Given exercise >> Skip the pictures and extract all of the lines exactly as written.

Data in this exercise >>
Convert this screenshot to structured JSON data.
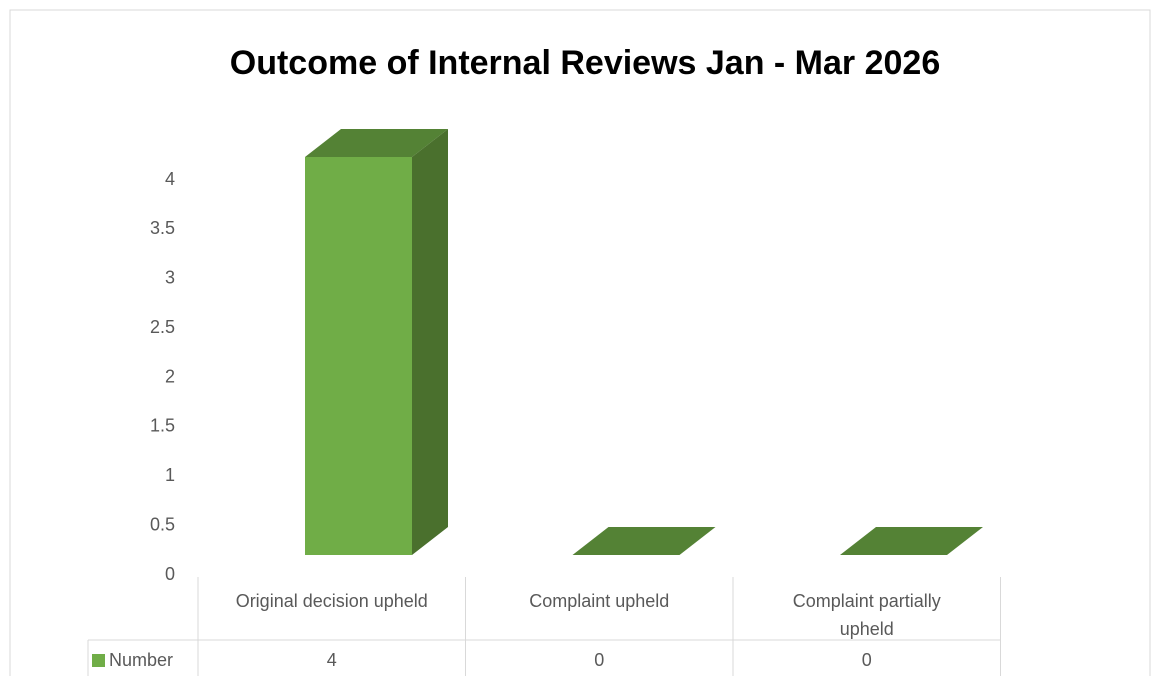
{
  "chart_data": {
    "type": "bar3d",
    "title": "Outcome of Internal Reviews Jan - Mar 2026",
    "categories": [
      "Original decision upheld",
      "Complaint upheld",
      "Complaint partially upheld"
    ],
    "series": [
      {
        "name": "Number",
        "color": "#70ad47",
        "values": [
          4,
          0,
          0
        ]
      }
    ],
    "ylim": [
      0,
      4
    ],
    "yticks": [
      0,
      0.5,
      1,
      1.5,
      2,
      2.5,
      3,
      3.5,
      4
    ],
    "grid": false,
    "data_table": true
  }
}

Result for this task >>
Convert this screenshot to structured JSON data.
{
  "chart_data": {
    "type": "bar3d",
    "title": "Outcome of Internal Reviews Jan - Mar 2026",
    "categories": [
      "Original decision upheld",
      "Complaint upheld",
      "Complaint partially upheld"
    ],
    "series": [
      {
        "name": "Number",
        "color": "#70ad47",
        "values": [
          4,
          0,
          0
        ]
      }
    ],
    "ylim": [
      0,
      4
    ],
    "yticks": [
      0,
      0.5,
      1,
      1.5,
      2,
      2.5,
      3,
      3.5,
      4
    ],
    "grid": false,
    "data_table": true
  }
}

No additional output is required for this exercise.